* Reading passage:
● ● ● ● ● ● ●

Krista Anne Errickson (born May 8, 1964) is an American actress, journalist, and documentary filmmaker, writer and producer who appeared in films and television productions in the 1980s and 1990s. As a teen  actress, she is most recognized for her role as teen antagonist Cinder in the 1980 movie Little Darlings and the TV series Hello, Larry. As an adult, she is best known for her work as a journalist with RAI (RadioTelevisioneItaliana).

Early life and education
Krista Errickson was born in Abington, Pennsylvania. She is the granddaughter of Broadway set designer Jo Mielziner. Errickson is a goddaughter of director, writer, and  producer Elia Kazan.

Professional life
She began acting in 1978 and is a lifetime member of the Actors Studio.

As a teenager, Errickson began appearing in television and film projects. She replaced Donna Wilkes in the role of Diane Alder on the second season of the TV series Hello, Larry and on four episodes of Diff'rent Strokes.

Errickson continued acting until 1994, appearing in movies and guest starring in shows such as Fame, Mr. Belvedere, 21 Jump Street, and Beverly Hills, 90210.

Her journalism career began at RAI's Channel 1 in Rome before becoming a host for RAI International and RAISAT. She became senior producer and journalist reporting on current events and international politics, with a focus on Middle East relations. Some of her more well-known programs were The Yellowcake Uranium Scandal, RAWA’s Meena: The Story of a Revolutionary, and In the Name of God, about Iran’s Islamic fundamentalism.

She was the first female journalist to interview Sheikh Nasrallah (for her documentary, Inside the Hezbollah, which later became the subject of a book she co-authored). For CBS and the Discovery Channel, she was co-executive producer for The Mysterious Man of The Shroud; The Genetic Revolution, a four-part series which in part exposed secret genetic experiments that were conducted by Monsanto Corporation; The Science of Human Cloning, and the program, Inside The Vatican.

In 2007, she was part of a team sent to Pakistan and Afghanistan, successfully negotiating the release of a kidnapped Italian journalist from the Taliban. In 2008, she successfully aided a recently released political prisoner leave Iran and return to the United States.

Filmography
Diff'rent Strokes (TV series; 1979; 4 episodes) as Diane Alder
Hello, Larry (TV series; 1979–80) as Diane Alder
Little Darlings (1980) as Cinder
Making the Grade (TV series; 1982; 1 episode)
Jekyll and Hyde... Together Again (1982) as Ivy
Fame (TV series; 1982; 1 Episode) as Diana
The First Time (1982 TV movie) as Karen
The Powers of Matthew Star (TV series; 1982; 1 episode) as Lisa
Deadly Lessons (1983 TV movie) as Tember Logan
The First Time (1983) as Dana
The Best of Times (TV series; 1983) as Robin Dupree
The Doors: Dance on Fire (Video; 1985; "L.A. Woman" segment)

● ● ● ● ● ● ●

* Exercise aim:
According to the Krista Errickson biography, which Broadway set designer was her grandfather?

● ● ● ● ● ● ●

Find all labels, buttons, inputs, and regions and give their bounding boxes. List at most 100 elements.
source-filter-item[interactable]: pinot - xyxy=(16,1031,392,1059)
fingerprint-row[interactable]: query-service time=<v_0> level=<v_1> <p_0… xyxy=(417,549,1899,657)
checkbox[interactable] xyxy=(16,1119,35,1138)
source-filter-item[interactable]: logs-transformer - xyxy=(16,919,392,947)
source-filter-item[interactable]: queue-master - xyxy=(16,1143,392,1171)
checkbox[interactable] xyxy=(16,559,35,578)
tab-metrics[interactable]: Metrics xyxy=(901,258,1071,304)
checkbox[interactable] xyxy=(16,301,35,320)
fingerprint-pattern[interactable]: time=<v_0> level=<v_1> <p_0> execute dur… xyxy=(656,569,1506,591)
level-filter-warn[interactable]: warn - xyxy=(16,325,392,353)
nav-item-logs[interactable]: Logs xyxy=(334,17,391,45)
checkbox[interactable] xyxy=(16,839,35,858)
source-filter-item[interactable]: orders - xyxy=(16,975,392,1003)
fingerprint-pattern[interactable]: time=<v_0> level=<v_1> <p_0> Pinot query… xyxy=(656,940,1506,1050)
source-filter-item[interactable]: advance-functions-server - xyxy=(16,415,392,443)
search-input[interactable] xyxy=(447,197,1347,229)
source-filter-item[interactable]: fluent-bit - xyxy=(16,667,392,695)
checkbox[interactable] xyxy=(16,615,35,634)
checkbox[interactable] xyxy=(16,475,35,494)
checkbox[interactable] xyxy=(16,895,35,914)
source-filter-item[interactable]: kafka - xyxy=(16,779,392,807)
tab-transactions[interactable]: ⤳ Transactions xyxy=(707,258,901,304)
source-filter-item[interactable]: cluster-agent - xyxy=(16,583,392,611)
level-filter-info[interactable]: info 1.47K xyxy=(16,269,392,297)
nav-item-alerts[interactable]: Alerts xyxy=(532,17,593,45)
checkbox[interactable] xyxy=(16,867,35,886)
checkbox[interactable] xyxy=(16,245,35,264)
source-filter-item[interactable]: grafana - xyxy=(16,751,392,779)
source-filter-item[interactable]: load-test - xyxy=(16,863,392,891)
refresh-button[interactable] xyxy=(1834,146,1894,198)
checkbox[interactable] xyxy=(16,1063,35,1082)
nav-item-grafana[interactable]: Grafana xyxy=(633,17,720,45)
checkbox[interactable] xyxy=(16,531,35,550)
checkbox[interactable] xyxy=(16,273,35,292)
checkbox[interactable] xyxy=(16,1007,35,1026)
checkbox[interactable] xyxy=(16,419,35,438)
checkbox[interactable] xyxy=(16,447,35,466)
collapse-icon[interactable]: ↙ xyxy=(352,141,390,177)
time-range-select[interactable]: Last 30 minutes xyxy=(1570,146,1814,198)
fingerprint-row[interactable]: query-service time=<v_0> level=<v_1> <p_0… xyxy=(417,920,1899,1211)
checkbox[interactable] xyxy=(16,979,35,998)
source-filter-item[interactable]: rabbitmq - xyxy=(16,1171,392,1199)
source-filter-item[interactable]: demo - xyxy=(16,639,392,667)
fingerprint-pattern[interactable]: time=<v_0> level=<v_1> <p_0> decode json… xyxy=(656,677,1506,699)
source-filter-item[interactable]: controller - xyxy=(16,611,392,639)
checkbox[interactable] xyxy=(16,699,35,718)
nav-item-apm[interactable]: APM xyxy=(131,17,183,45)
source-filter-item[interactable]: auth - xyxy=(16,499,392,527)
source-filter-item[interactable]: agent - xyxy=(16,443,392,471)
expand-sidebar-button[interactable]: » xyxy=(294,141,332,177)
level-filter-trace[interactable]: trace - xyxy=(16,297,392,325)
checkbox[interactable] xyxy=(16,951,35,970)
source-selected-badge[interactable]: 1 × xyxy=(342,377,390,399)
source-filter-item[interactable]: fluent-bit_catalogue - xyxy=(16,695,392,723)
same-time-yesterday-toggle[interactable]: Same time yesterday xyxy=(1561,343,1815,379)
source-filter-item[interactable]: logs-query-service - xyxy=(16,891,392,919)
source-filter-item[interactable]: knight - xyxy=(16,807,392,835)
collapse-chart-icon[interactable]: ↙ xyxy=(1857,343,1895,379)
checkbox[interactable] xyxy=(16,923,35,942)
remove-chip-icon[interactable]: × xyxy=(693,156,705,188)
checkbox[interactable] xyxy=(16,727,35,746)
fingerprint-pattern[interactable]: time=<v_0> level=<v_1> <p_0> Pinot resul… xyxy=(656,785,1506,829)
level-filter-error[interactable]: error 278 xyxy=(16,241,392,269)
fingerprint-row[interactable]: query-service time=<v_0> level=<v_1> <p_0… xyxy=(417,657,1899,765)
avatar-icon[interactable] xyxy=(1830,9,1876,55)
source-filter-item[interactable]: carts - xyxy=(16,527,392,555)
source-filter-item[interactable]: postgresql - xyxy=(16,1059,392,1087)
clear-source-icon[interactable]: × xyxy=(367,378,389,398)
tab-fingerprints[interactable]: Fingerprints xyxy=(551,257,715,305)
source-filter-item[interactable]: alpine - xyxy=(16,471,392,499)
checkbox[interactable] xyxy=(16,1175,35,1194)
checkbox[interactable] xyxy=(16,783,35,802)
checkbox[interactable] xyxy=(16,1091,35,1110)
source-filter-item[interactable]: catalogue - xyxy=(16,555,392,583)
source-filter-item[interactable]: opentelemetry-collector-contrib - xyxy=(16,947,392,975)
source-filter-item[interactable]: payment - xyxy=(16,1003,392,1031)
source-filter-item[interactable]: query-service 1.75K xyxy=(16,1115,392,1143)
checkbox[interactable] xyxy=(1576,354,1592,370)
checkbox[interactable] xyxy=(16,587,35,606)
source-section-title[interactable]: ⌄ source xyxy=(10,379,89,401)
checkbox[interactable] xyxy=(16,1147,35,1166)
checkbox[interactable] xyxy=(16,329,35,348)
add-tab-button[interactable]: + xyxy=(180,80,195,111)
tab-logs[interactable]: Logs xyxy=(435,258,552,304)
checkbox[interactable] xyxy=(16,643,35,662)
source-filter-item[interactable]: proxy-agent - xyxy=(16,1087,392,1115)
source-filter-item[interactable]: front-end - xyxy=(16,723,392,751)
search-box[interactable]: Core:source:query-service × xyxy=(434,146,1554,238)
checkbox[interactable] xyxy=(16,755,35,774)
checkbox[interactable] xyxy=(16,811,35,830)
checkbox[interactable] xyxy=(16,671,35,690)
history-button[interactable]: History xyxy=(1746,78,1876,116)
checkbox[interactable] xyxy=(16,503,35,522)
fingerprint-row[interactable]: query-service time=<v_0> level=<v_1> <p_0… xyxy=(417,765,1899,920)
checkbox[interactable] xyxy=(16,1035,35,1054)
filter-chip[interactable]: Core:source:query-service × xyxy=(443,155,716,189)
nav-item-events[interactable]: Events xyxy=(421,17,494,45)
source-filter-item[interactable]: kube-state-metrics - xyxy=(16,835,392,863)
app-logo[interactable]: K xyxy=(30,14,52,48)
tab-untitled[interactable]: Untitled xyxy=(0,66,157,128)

● ● ● ● ● ● ●

* The answer:
Jo Mielziner